(Items listed in a dataset)
===============

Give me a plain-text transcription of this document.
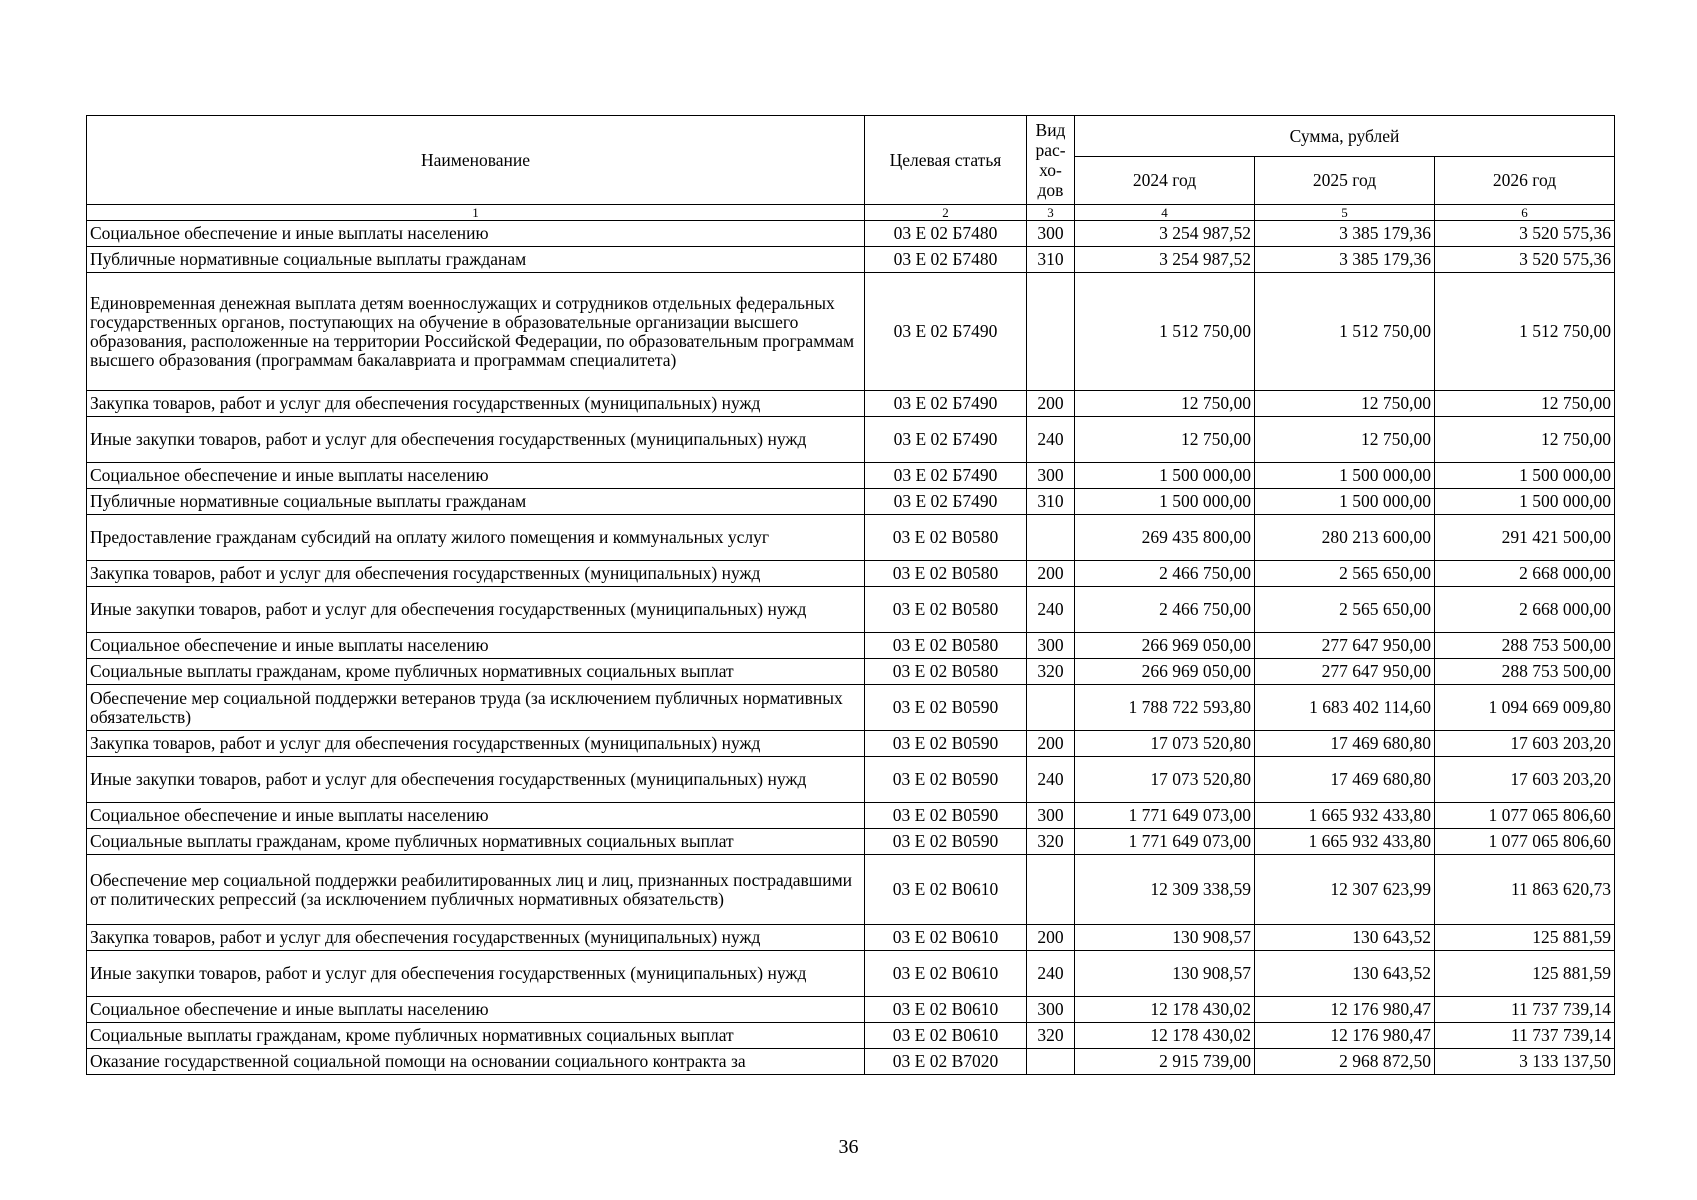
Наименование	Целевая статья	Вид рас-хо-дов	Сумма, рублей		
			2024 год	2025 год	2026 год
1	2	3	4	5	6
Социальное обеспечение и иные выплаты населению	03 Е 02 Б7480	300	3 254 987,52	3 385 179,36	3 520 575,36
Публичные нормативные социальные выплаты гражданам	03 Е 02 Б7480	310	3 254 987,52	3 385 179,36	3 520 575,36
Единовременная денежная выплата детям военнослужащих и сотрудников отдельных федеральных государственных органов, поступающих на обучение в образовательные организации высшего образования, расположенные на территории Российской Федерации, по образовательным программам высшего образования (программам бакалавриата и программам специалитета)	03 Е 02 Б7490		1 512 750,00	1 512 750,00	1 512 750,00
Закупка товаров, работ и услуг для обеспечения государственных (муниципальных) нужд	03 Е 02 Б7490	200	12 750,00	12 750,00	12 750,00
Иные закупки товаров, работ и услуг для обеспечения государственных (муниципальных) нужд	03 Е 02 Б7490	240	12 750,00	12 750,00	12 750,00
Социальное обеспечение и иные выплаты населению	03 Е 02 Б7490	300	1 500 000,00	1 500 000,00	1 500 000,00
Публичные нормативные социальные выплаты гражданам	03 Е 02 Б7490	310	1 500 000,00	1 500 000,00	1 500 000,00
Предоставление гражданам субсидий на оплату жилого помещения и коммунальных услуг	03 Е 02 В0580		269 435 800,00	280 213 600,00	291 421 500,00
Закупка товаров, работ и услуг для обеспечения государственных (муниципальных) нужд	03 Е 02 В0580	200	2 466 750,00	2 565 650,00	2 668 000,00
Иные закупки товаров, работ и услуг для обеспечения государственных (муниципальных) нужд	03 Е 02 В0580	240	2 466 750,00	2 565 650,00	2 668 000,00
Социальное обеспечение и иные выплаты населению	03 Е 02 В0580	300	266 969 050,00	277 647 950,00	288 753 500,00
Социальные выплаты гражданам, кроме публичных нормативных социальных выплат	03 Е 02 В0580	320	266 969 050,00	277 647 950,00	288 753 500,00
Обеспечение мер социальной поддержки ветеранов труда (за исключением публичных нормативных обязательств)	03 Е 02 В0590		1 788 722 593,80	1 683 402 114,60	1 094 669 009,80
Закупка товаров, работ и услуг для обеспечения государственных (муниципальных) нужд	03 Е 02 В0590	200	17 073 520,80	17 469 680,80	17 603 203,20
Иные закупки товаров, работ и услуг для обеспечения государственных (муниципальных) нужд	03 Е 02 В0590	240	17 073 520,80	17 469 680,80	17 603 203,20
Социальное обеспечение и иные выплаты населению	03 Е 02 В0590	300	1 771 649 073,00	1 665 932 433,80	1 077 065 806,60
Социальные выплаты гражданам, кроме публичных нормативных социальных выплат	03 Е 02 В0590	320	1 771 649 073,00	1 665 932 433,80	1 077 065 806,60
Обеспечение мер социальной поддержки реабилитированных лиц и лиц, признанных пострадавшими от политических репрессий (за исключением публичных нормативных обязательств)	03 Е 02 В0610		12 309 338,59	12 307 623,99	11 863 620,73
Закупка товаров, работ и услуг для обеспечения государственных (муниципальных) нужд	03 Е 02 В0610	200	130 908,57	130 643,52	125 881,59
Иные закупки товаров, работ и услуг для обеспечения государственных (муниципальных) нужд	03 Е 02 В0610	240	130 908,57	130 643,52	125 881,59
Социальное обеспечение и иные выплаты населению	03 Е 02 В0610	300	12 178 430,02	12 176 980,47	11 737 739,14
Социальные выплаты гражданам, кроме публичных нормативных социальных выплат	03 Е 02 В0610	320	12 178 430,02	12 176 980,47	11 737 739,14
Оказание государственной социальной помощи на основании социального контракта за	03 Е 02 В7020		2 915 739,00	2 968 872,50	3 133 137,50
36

===============

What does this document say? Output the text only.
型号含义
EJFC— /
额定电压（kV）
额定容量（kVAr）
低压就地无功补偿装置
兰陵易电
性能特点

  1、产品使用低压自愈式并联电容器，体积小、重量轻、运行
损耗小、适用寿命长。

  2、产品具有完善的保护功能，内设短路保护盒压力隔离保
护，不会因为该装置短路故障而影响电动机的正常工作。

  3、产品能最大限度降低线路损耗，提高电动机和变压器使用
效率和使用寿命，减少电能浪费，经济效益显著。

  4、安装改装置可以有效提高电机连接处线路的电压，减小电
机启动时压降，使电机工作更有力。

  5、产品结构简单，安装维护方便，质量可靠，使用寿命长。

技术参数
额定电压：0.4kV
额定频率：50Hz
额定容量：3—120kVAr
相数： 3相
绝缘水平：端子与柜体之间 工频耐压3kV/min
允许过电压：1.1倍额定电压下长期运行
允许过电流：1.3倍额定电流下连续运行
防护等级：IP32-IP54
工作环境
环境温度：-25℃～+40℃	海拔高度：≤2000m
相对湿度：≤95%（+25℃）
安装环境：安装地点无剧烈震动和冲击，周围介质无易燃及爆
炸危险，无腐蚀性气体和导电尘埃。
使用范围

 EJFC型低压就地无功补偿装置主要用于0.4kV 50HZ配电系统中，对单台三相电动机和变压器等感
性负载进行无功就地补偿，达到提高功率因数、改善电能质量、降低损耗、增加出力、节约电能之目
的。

===============

▶ [THE PROBLEM]
Scan the material above and determine how many lines include the word "населению"; report only the number.

▶ [SOLUTION TO THIS EXERCISE]
5